### DATA IN THIS EXERCISE
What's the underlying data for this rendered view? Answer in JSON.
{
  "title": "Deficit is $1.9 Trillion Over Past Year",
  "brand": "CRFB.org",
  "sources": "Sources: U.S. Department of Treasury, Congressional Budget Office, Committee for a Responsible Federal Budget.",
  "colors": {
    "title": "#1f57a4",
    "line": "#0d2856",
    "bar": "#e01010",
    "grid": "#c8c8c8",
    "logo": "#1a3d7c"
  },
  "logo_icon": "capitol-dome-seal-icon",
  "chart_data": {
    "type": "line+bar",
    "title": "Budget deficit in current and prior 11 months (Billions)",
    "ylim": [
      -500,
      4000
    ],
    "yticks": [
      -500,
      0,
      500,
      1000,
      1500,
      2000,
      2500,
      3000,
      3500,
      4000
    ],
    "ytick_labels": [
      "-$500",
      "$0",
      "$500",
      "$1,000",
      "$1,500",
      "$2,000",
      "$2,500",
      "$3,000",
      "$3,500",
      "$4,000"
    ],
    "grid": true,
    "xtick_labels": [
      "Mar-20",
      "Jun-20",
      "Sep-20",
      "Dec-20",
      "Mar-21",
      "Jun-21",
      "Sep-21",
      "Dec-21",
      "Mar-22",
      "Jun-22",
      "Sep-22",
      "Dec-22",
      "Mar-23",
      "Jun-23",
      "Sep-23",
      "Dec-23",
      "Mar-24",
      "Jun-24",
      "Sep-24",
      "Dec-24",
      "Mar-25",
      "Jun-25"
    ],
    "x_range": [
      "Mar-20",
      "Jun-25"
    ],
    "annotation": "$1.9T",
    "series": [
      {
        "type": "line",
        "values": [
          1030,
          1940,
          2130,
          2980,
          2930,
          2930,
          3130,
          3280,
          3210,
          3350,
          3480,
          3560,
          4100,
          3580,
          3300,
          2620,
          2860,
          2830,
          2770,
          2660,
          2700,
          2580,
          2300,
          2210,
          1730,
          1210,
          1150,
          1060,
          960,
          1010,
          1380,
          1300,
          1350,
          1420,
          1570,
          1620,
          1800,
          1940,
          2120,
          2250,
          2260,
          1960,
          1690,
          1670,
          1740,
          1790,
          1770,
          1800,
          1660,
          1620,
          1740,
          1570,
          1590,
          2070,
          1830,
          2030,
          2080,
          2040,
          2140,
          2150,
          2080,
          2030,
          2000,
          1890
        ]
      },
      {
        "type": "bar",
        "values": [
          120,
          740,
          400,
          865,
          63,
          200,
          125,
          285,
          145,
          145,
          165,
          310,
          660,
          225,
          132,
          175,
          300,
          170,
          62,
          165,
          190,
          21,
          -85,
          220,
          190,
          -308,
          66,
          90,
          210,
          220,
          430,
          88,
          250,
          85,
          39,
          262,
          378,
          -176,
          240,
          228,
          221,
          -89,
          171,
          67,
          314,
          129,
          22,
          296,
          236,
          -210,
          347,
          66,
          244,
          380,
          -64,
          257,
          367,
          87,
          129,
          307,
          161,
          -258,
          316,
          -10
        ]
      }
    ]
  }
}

### GOAL
Recite the full listing above exactly.

### EXERCISE OUTPUT
What's the underlying data for this rendered view? Answer in JSON.
{
  "title": "Deficit is $1.9 Trillion Over Past Year",
  "brand": "CRFB.org",
  "sources": "Sources: U.S. Department of Treasury, Congressional Budget Office, Committee for a Responsible Federal Budget.",
  "colors": {
    "title": "#1f57a4",
    "line": "#0d2856",
    "bar": "#e01010",
    "grid": "#c8c8c8",
    "logo": "#1a3d7c"
  },
  "logo_icon": "capitol-dome-seal-icon",
  "chart_data": {
    "type": "line+bar",
    "title": "Budget deficit in current and prior 11 months (Billions)",
    "ylim": [
      -500,
      4000
    ],
    "yticks": [
      -500,
      0,
      500,
      1000,
      1500,
      2000,
      2500,
      3000,
      3500,
      4000
    ],
    "ytick_labels": [
      "-$500",
      "$0",
      "$500",
      "$1,000",
      "$1,500",
      "$2,000",
      "$2,500",
      "$3,000",
      "$3,500",
      "$4,000"
    ],
    "grid": true,
    "xtick_labels": [
      "Mar-20",
      "Jun-20",
      "Sep-20",
      "Dec-20",
      "Mar-21",
      "Jun-21",
      "Sep-21",
      "Dec-21",
      "Mar-22",
      "Jun-22",
      "Sep-22",
      "Dec-22",
      "Mar-23",
      "Jun-23",
      "Sep-23",
      "Dec-23",
      "Mar-24",
      "Jun-24",
      "Sep-24",
      "Dec-24",
      "Mar-25",
      "Jun-25"
    ],
    "x_range": [
      "Mar-20",
      "Jun-25"
    ],
    "annotation": "$1.9T",
    "series": [
      {
        "type": "line",
        "values": [
          1030,
          1940,
          2130,
          2980,
          2930,
          2930,
          3130,
          3280,
          3210,
          3350,
          3480,
          3560,
          4100,
          3580,
          3300,
          2620,
          2860,
          2830,
          2770,
          2660,
          2700,
          2580,
          2300,
          2210,
          1730,
          1210,
          1150,
          1060,
          960,
          1010,
          1380,
          1300,
          1350,
          1420,
          1570,
          1620,
          1800,
          1940,
          2120,
          2250,
          2260,
          1960,
          1690,
          1670,
          1740,
          1790,
          1770,
          1800,
          1660,
          1620,
          1740,
          1570,
          1590,
          2070,
          1830,
          2030,
          2080,
          2040,
          2140,
          2150,
          2080,
          2030,
          2000,
          1890
        ]
      },
      {
        "type": "bar",
        "values": [
          120,
          740,
          400,
          865,
          63,
          200,
          125,
          285,
          145,
          145,
          165,
          310,
          660,
          225,
          132,
          175,
          300,
          170,
          62,
          165,
          190,
          21,
          -85,
          220,
          190,
          -308,
          66,
          90,
          210,
          220,
          430,
          88,
          250,
          85,
          39,
          262,
          378,
          -176,
          240,
          228,
          221,
          -89,
          171,
          67,
          314,
          129,
          22,
          296,
          236,
          -210,
          347,
          66,
          244,
          380,
          -64,
          257,
          367,
          87,
          129,
          307,
          161,
          -258,
          316,
          -10
        ]
      }
    ]
  }
}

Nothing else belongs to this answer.